Supplied data start
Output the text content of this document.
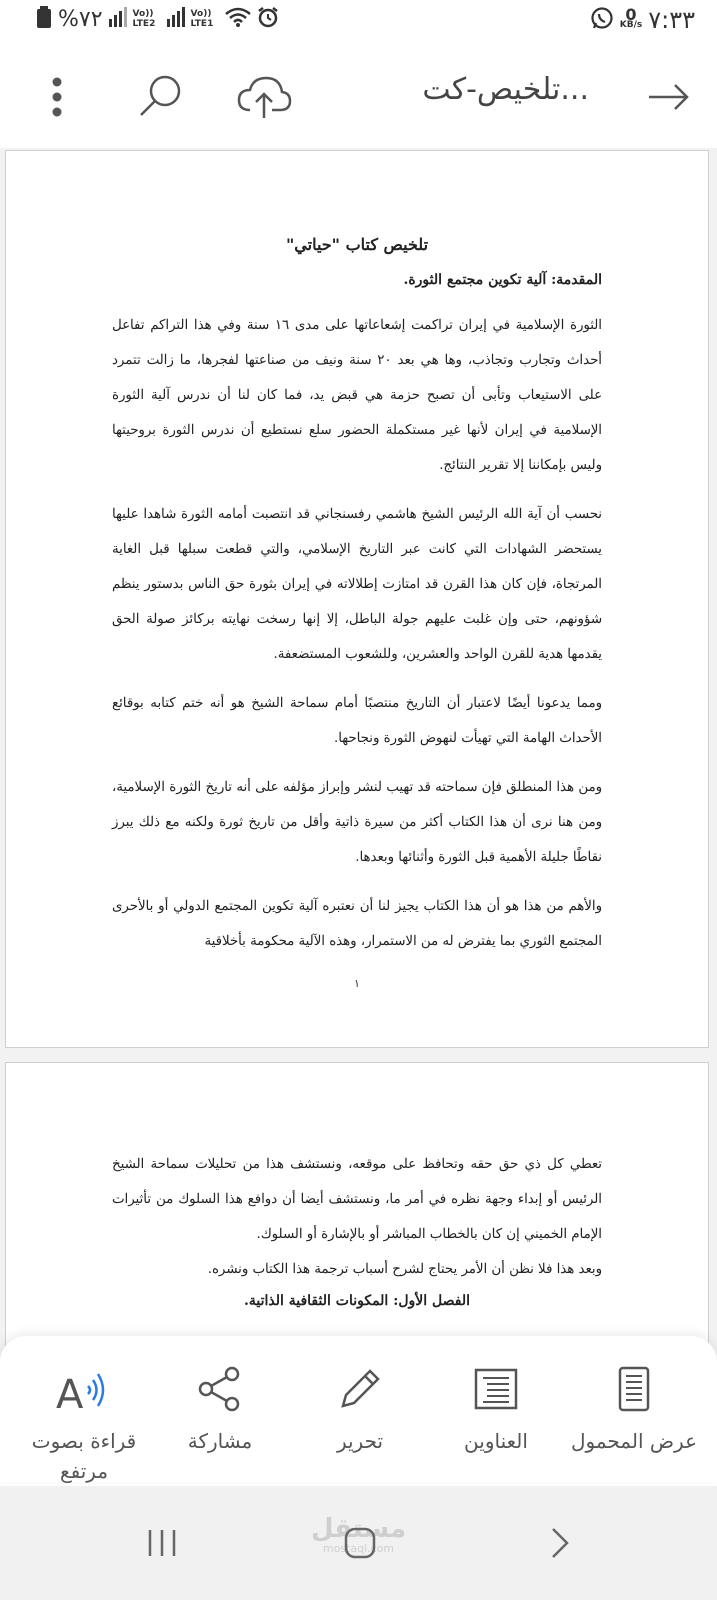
%٧٢	Vo)) LTE2
Vo)) LTE1	0
KB/s ٧:٣٣
تلخيص-كت...
تلخيص كتاب "حياتي"
المقدمة: آلية تكوين مجتمع الثورة.

الثورة الإسلامية في إيران تراكمت إشعاعاتها على مدى ١٦ سنة وفي هذا التراكم تفاعل أحداث وتجارب وتجاذب، وها هي بعد ٢٠ سنة ونيف من صناعتها لفجرها، ما زالت تتمرد على الاستيعاب وتأبى أن تصبح حزمة هي قبض يد، فما كان لنا أن ندرس آلية الثورة الإسلامية في إيران لأنها غير مستكملة الحضور سلع نستطيع أن ندرس الثورة بروحيتها وليس بإمكاننا إلا تقرير النتائج.

نحسب أن آية الله الرئيس الشيخ هاشمي رفسنجاني قد انتصبت أمامه الثورة شاهدا عليها يستحضر الشهادات التي كانت عبر التاريخ الإسلامي، والتي قطعت سبلها قبل الغاية المرتجاة، فإن كان هذا القرن قد امتازت إطلالاته في إيران بثورة حق الناس بدستور ينظم شؤونهم، حتى وإن غلبت عليهم جولة الباطل، إلا إنها رسخت نهايته بركائز صولة الحق يقدمها هدية للقرن الواحد والعشرين، وللشعوب المستضعفة.

ومما يدعونا أيضًا لاعتبار أن التاريخ منتصبًا أمام سماحة الشيخ هو أنه ختم كتابه بوقائع الأحداث الهامة التي تهيأت لنهوض الثورة ونجاحها.

ومن هذا المنطلق فإن سماحته قد تهيب لنشر وإبراز مؤلفه على أنه تاريخ الثورة الإسلامية، ومن هنا نرى أن هذا الكتاب أكثر من سيرة ذاتية وأقل من تاريخ ثورة ولكنه مع ذلك يبرز نقاطًا جليلة الأهمية قبل الثورة وأثنائها وبعدها.

والأهم من هذا هو أن هذا الكتاب يجيز لنا أن نعتبره آلية تكوين المجتمع الدولي أو بالأحرى المجتمع الثوري بما يفترض له من الاستمرار، وهذه الآلية محكومة بأخلاقية

١

تعطي كل ذي حق حقه وتحافظ على موقعه، ونستشف هذا من تحليلات سماحة الشيخ الرئيس أو إبداء وجهة نظره في أمر ما، ونستشف أيضا أن دوافع هذا السلوك من تأثيرات الإمام الخميني إن كان بالخطاب المباشر أو بالإشارة أو السلوك.

وبعد هذا فلا نظن أن الأمر يحتاج لشرح أسباب ترجمة هذا الكتاب ونشره.

الفصل الأول: المكونات الثقافية الذاتية.
A
قراءة بصوت مرتفع
مشاركة	تحرير	العناوين	عرض المحمول
مستقل
mostaql.com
Supplied data end
Problem description: Consider the entries above and return each line with the string "سماحة".

Task solution:
ومما يدعونا أيضًا لاعتبار أن التاريخ منتصبًا أمام سماحة الشيخ هو أنه ختم كتابه بوقائع الأحداث الهامة التي تهيأت لنهوض الثورة ونجاحها.
تعطي كل ذي حق حقه وتحافظ على موقعه، ونستشف هذا من تحليلات سماحة الشيخ الرئيس أو إبداء وجهة نظره في أمر ما، ونستشف أيضا أن دوافع هذا السلوك من تأثيرات الإمام الخميني إن كان بالخطاب المباشر أو بالإشارة أو السلوك.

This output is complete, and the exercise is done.